Tally up the lines where the string "this" appears; reply with the number only.

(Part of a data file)

====

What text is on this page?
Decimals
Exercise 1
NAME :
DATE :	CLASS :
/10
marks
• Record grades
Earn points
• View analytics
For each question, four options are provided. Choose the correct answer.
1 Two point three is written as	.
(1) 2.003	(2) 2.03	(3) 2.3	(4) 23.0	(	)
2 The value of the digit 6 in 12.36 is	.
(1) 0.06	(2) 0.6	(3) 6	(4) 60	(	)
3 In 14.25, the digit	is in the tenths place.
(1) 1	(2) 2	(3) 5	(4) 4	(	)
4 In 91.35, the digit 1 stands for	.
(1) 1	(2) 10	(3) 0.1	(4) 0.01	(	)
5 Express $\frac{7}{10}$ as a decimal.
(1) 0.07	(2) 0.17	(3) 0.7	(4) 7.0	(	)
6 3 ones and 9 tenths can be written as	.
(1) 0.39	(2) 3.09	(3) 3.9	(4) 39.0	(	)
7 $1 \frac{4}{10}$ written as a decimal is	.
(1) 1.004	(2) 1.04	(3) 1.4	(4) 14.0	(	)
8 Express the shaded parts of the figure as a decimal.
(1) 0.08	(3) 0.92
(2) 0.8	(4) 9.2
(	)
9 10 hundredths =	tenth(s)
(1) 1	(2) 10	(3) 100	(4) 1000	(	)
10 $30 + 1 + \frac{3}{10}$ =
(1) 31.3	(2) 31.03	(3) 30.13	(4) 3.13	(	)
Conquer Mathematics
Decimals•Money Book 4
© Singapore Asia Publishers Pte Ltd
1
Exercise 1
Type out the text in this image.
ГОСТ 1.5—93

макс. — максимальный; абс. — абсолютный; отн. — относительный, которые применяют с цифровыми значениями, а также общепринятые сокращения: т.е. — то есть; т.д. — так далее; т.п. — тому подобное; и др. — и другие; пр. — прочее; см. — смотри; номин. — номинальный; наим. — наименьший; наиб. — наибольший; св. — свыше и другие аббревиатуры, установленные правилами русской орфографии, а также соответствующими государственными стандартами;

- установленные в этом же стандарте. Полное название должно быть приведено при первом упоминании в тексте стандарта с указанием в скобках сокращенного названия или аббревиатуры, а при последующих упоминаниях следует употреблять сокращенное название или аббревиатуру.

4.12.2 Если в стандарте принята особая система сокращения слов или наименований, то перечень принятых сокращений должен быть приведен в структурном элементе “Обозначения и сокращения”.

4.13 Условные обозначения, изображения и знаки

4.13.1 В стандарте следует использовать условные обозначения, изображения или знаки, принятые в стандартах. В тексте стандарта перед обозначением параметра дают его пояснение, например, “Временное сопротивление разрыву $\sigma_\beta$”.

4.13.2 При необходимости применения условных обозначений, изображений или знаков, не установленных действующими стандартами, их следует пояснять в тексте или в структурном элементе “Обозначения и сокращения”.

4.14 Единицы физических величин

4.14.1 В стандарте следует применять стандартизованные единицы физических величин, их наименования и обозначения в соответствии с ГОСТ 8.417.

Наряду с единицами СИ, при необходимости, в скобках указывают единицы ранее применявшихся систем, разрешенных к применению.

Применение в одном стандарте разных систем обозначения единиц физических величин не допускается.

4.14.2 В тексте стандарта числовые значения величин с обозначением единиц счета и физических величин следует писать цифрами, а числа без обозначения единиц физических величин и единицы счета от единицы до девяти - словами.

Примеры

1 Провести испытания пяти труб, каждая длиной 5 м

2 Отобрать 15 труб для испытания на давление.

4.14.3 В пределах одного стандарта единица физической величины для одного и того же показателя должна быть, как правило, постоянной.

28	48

====

*Expected output*:
2